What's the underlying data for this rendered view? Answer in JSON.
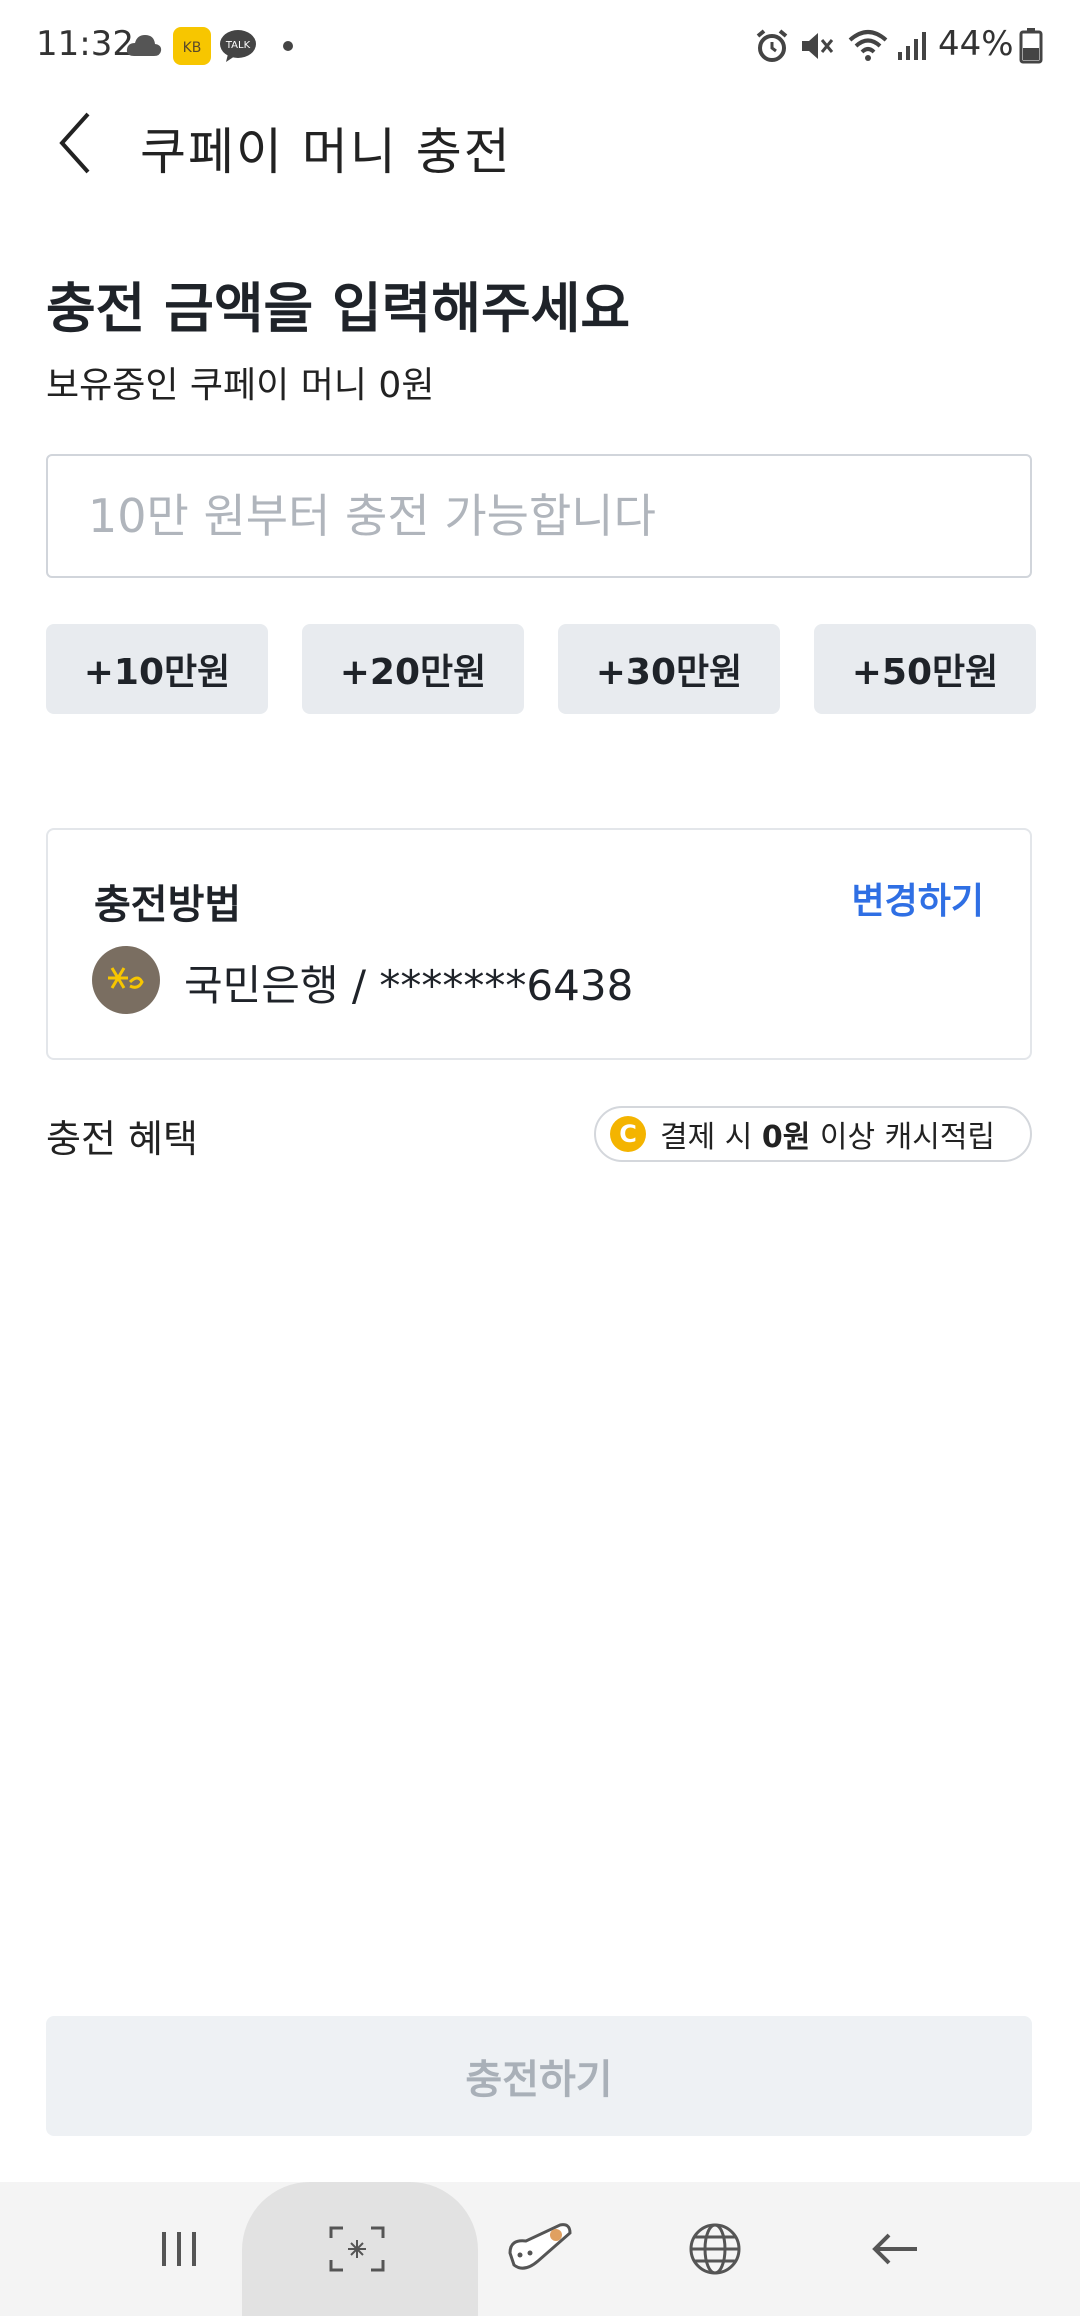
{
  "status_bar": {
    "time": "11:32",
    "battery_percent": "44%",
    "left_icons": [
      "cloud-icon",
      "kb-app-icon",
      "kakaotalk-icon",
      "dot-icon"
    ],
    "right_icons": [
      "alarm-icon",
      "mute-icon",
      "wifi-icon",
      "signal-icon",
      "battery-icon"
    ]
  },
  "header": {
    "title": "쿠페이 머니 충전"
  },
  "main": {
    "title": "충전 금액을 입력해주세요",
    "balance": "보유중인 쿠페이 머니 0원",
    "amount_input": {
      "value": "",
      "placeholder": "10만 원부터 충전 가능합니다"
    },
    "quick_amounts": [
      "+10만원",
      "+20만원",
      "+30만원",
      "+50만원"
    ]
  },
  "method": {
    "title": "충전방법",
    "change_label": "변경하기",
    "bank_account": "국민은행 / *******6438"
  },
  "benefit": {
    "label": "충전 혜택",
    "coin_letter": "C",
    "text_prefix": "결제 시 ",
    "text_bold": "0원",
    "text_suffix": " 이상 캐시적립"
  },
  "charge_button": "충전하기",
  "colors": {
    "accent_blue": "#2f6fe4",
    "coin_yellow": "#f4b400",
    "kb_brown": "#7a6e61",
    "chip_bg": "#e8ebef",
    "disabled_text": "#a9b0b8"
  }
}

———

◆ WHAT TO PRODUCE: Copy each line in the data that holds the word "title".

◆ ANSWER IN FULL:
    "title": "쿠페이 머니 충전"
    "title": "충전 금액을 입력해주세요",
    "title": "충전방법",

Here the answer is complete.